The exercise:
Extract every line of the records below and reproduce each one without alteration.

Excerpts from a layout annotation set:
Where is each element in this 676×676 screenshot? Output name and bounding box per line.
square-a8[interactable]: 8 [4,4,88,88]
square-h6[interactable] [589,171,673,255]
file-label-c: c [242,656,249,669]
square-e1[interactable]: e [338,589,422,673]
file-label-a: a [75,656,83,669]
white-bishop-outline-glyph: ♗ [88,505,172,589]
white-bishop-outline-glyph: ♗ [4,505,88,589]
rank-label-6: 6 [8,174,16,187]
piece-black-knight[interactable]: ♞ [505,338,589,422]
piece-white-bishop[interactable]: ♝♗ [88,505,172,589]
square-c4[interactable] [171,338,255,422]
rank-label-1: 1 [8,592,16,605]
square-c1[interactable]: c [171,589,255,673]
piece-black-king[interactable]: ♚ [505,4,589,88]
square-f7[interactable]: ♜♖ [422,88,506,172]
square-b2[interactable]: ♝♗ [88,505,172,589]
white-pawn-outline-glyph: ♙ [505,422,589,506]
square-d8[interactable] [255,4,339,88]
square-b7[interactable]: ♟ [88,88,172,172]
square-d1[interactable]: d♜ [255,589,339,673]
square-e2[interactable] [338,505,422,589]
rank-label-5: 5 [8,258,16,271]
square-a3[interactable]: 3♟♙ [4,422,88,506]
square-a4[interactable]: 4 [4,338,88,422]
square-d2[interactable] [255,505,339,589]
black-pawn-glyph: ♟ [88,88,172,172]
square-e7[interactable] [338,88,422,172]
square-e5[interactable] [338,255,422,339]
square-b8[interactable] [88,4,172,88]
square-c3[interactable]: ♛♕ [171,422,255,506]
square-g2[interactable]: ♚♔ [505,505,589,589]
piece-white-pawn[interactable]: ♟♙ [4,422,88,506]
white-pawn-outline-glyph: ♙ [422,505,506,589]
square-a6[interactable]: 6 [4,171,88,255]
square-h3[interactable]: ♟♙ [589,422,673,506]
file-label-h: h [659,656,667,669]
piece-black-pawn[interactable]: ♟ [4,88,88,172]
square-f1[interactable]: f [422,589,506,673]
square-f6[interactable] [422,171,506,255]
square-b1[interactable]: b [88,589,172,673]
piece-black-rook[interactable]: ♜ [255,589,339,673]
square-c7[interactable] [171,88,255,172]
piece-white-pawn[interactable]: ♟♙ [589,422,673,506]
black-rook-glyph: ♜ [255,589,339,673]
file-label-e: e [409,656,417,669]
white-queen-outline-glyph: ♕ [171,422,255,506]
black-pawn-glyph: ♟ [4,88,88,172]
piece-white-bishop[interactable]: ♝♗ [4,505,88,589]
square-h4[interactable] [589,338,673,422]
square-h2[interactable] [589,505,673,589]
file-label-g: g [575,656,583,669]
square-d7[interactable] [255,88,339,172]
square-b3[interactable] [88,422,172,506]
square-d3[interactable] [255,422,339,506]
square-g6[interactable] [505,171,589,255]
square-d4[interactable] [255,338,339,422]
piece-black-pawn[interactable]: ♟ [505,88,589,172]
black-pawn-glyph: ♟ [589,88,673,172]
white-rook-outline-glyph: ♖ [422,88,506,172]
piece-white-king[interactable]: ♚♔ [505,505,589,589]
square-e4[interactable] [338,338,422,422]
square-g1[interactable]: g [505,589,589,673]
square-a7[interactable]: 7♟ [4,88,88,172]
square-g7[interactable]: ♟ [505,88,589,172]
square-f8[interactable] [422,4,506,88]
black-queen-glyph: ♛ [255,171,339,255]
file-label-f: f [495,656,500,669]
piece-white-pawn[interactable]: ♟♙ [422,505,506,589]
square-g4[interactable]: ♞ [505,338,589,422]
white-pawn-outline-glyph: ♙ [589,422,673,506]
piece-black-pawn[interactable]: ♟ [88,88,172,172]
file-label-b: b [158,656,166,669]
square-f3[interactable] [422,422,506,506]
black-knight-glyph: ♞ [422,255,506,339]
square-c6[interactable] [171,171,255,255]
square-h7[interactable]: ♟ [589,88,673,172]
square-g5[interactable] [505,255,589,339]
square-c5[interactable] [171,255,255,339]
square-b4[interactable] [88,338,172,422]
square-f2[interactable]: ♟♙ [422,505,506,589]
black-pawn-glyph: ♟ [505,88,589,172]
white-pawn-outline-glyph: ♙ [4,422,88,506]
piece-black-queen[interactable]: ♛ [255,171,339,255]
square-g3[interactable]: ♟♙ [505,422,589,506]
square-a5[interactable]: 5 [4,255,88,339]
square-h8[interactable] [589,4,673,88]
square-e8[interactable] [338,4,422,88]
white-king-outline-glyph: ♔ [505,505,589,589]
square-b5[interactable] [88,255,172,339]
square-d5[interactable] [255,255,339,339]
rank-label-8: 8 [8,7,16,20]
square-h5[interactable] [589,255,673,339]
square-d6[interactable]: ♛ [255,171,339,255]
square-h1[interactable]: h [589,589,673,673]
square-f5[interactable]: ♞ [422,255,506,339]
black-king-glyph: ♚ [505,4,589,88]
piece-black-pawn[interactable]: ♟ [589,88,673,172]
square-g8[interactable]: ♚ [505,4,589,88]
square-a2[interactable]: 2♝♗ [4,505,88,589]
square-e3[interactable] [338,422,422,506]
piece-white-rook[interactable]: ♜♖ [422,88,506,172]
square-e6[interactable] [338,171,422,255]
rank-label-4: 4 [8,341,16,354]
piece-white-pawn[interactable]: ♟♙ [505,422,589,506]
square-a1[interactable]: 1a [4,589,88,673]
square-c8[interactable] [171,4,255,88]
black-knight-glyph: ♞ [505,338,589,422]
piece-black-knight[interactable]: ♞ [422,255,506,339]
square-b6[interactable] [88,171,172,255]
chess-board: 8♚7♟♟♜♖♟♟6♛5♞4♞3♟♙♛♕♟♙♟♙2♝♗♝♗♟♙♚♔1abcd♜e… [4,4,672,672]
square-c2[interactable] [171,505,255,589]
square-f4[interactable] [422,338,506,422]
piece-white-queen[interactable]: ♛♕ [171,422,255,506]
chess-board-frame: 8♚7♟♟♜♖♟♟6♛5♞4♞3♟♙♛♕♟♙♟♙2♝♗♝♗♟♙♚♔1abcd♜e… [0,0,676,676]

Answer below:
Where is each element in this 676×676 screenshot? Output name and bounding box per line.
square-a8[interactable]: 8 [4,4,88,88]
square-h6[interactable] [589,171,673,255]
file-label-c: c [242,656,249,669]
square-e1[interactable]: e [338,589,422,673]
file-label-a: a [75,656,83,669]
white-bishop-outline-glyph: ♗ [88,505,172,589]
white-bishop-outline-glyph: ♗ [4,505,88,589]
rank-label-6: 6 [8,174,16,187]
piece-black-knight[interactable]: ♞ [505,338,589,422]
piece-white-bishop[interactable]: ♝♗ [88,505,172,589]
square-c4[interactable] [171,338,255,422]
rank-label-1: 1 [8,592,16,605]
square-c1[interactable]: c [171,589,255,673]
piece-black-king[interactable]: ♚ [505,4,589,88]
square-f7[interactable]: ♜♖ [422,88,506,172]
square-b2[interactable]: ♝♗ [88,505,172,589]
white-pawn-outline-glyph: ♙ [505,422,589,506]
square-d8[interactable] [255,4,339,88]
square-b7[interactable]: ♟ [88,88,172,172]
square-d1[interactable]: d♜ [255,589,339,673]
square-e2[interactable] [338,505,422,589]
rank-label-5: 5 [8,258,16,271]
square-a3[interactable]: 3♟♙ [4,422,88,506]
square-a4[interactable]: 4 [4,338,88,422]
square-d2[interactable] [255,505,339,589]
black-pawn-glyph: ♟ [88,88,172,172]
square-e7[interactable] [338,88,422,172]
square-e5[interactable] [338,255,422,339]
square-b8[interactable] [88,4,172,88]
square-c3[interactable]: ♛♕ [171,422,255,506]
square-g2[interactable]: ♚♔ [505,505,589,589]
piece-white-pawn[interactable]: ♟♙ [4,422,88,506]
white-pawn-outline-glyph: ♙ [422,505,506,589]
square-a6[interactable]: 6 [4,171,88,255]
square-h3[interactable]: ♟♙ [589,422,673,506]
file-label-h: h [659,656,667,669]
piece-black-pawn[interactable]: ♟ [4,88,88,172]
square-f1[interactable]: f [422,589,506,673]
square-f6[interactable] [422,171,506,255]
square-b1[interactable]: b [88,589,172,673]
piece-black-rook[interactable]: ♜ [255,589,339,673]
square-c7[interactable] [171,88,255,172]
piece-white-pawn[interactable]: ♟♙ [589,422,673,506]
black-rook-glyph: ♜ [255,589,339,673]
file-label-e: e [409,656,417,669]
white-queen-outline-glyph: ♕ [171,422,255,506]
black-pawn-glyph: ♟ [4,88,88,172]
piece-white-bishop[interactable]: ♝♗ [4,505,88,589]
square-h4[interactable] [589,338,673,422]
square-h2[interactable] [589,505,673,589]
file-label-g: g [575,656,583,669]
square-d7[interactable] [255,88,339,172]
square-b3[interactable] [88,422,172,506]
square-d3[interactable] [255,422,339,506]
square-g6[interactable] [505,171,589,255]
square-d4[interactable] [255,338,339,422]
piece-black-pawn[interactable]: ♟ [505,88,589,172]
black-pawn-glyph: ♟ [589,88,673,172]
white-rook-outline-glyph: ♖ [422,88,506,172]
piece-white-king[interactable]: ♚♔ [505,505,589,589]
square-e4[interactable] [338,338,422,422]
square-g1[interactable]: g [505,589,589,673]
square-a7[interactable]: 7♟ [4,88,88,172]
square-g7[interactable]: ♟ [505,88,589,172]
square-f8[interactable] [422,4,506,88]
black-queen-glyph: ♛ [255,171,339,255]
file-label-f: f [495,656,500,669]
piece-white-pawn[interactable]: ♟♙ [422,505,506,589]
square-g4[interactable]: ♞ [505,338,589,422]
white-pawn-outline-glyph: ♙ [589,422,673,506]
piece-black-pawn[interactable]: ♟ [88,88,172,172]
file-label-b: b [158,656,166,669]
square-f3[interactable] [422,422,506,506]
black-knight-glyph: ♞ [422,255,506,339]
square-c6[interactable] [171,171,255,255]
square-h7[interactable]: ♟ [589,88,673,172]
square-g5[interactable] [505,255,589,339]
square-c5[interactable] [171,255,255,339]
square-b4[interactable] [88,338,172,422]
square-f2[interactable]: ♟♙ [422,505,506,589]
black-pawn-glyph: ♟ [505,88,589,172]
white-pawn-outline-glyph: ♙ [4,422,88,506]
piece-black-queen[interactable]: ♛ [255,171,339,255]
square-g3[interactable]: ♟♙ [505,422,589,506]
square-a5[interactable]: 5 [4,255,88,339]
square-h8[interactable] [589,4,673,88]
square-e8[interactable] [338,4,422,88]
white-king-outline-glyph: ♔ [505,505,589,589]
square-b5[interactable] [88,255,172,339]
square-d5[interactable] [255,255,339,339]
rank-label-8: 8 [8,7,16,20]
square-h5[interactable] [589,255,673,339]
square-d6[interactable]: ♛ [255,171,339,255]
square-h1[interactable]: h [589,589,673,673]
square-f5[interactable]: ♞ [422,255,506,339]
black-king-glyph: ♚ [505,4,589,88]
piece-black-pawn[interactable]: ♟ [589,88,673,172]
square-g8[interactable]: ♚ [505,4,589,88]
square-a2[interactable]: 2♝♗ [4,505,88,589]
square-e3[interactable] [338,422,422,506]
piece-white-rook[interactable]: ♜♖ [422,88,506,172]
square-e6[interactable] [338,171,422,255]
rank-label-4: 4 [8,341,16,354]
piece-white-pawn[interactable]: ♟♙ [505,422,589,506]
square-a1[interactable]: 1a [4,589,88,673]
square-c8[interactable] [171,4,255,88]
black-knight-glyph: ♞ [505,338,589,422]
piece-black-knight[interactable]: ♞ [422,255,506,339]
square-b6[interactable] [88,171,172,255]
chess-board: 8♚7♟♟♜♖♟♟6♛5♞4♞3♟♙♛♕♟♙♟♙2♝♗♝♗♟♙♚♔1abcd♜e… [4,4,672,672]
square-c2[interactable] [171,505,255,589]
square-f4[interactable] [422,338,506,422]
piece-white-queen[interactable]: ♛♕ [171,422,255,506]
chess-board-frame: 8♚7♟♟♜♖♟♟6♛5♞4♞3♟♙♛♕♟♙♟♙2♝♗♝♗♟♙♚♔1abcd♜e… [0,0,676,676]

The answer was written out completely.